■ What is required:
All entries must be repeated exactly; do not include the pictures.
════════════════
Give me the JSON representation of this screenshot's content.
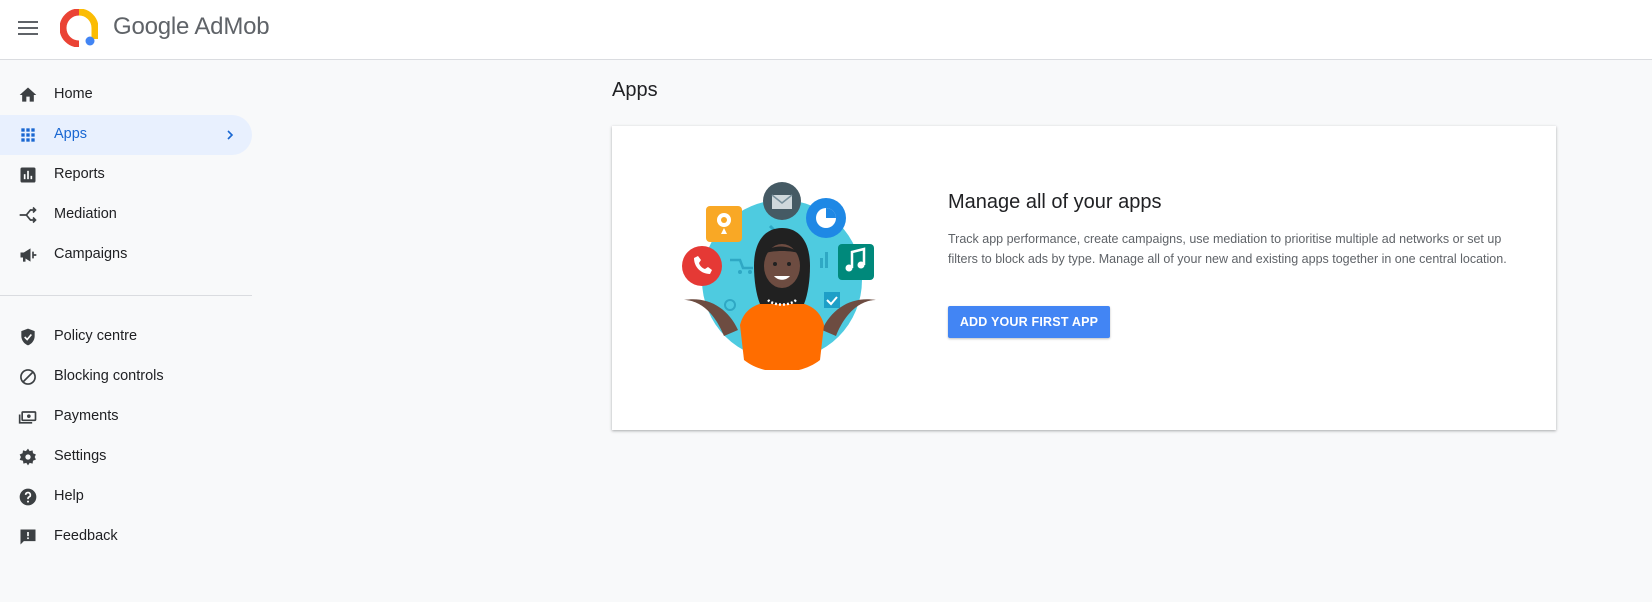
{
  "header": {
    "menu_icon": "hamburger-menu-icon",
    "logo_icon": "admob-logo-icon",
    "brand_google": "Google",
    "brand_product": "AdMob"
  },
  "sidebar": {
    "primary": [
      {
        "label": "Home",
        "icon": "home-icon"
      },
      {
        "label": "Apps",
        "icon": "apps-grid-icon",
        "active": true
      },
      {
        "label": "Reports",
        "icon": "reports-icon"
      },
      {
        "label": "Mediation",
        "icon": "mediation-icon"
      },
      {
        "label": "Campaigns",
        "icon": "megaphone-icon"
      }
    ],
    "secondary": [
      {
        "label": "Policy centre",
        "icon": "shield-check-icon"
      },
      {
        "label": "Blocking controls",
        "icon": "block-icon"
      },
      {
        "label": "Payments",
        "icon": "payments-icon"
      },
      {
        "label": "Settings",
        "icon": "gear-icon"
      },
      {
        "label": "Help",
        "icon": "help-icon"
      },
      {
        "label": "Feedback",
        "icon": "feedback-icon"
      }
    ]
  },
  "main": {
    "title": "Apps",
    "card": {
      "title": "Manage all of your apps",
      "description": "Track app performance, create campaigns, use mediation to prioritise multiple ad networks or set up filters to block ads by type. Manage all of your new and existing apps together in one central location.",
      "button_label": "ADD YOUR FIRST APP",
      "illustration": "woman-juggling-app-icons-illustration"
    }
  },
  "colors": {
    "accent": "#4285f4",
    "active_bg": "#e8f0fe",
    "active_text": "#1967d2",
    "page_bg": "#f8f9fa"
  }
}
════════════════
■ Exercise result:
Give me the JSON representation of this screenshot's content.
{
  "header": {
    "menu_icon": "hamburger-menu-icon",
    "logo_icon": "admob-logo-icon",
    "brand_google": "Google",
    "brand_product": "AdMob"
  },
  "sidebar": {
    "primary": [
      {
        "label": "Home",
        "icon": "home-icon"
      },
      {
        "label": "Apps",
        "icon": "apps-grid-icon",
        "active": true
      },
      {
        "label": "Reports",
        "icon": "reports-icon"
      },
      {
        "label": "Mediation",
        "icon": "mediation-icon"
      },
      {
        "label": "Campaigns",
        "icon": "megaphone-icon"
      }
    ],
    "secondary": [
      {
        "label": "Policy centre",
        "icon": "shield-check-icon"
      },
      {
        "label": "Blocking controls",
        "icon": "block-icon"
      },
      {
        "label": "Payments",
        "icon": "payments-icon"
      },
      {
        "label": "Settings",
        "icon": "gear-icon"
      },
      {
        "label": "Help",
        "icon": "help-icon"
      },
      {
        "label": "Feedback",
        "icon": "feedback-icon"
      }
    ]
  },
  "main": {
    "title": "Apps",
    "card": {
      "title": "Manage all of your apps",
      "description": "Track app performance, create campaigns, use mediation to prioritise multiple ad networks or set up filters to block ads by type. Manage all of your new and existing apps together in one central location.",
      "button_label": "ADD YOUR FIRST APP",
      "illustration": "woman-juggling-app-icons-illustration"
    }
  },
  "colors": {
    "accent": "#4285f4",
    "active_bg": "#e8f0fe",
    "active_text": "#1967d2",
    "page_bg": "#f8f9fa"
  }
}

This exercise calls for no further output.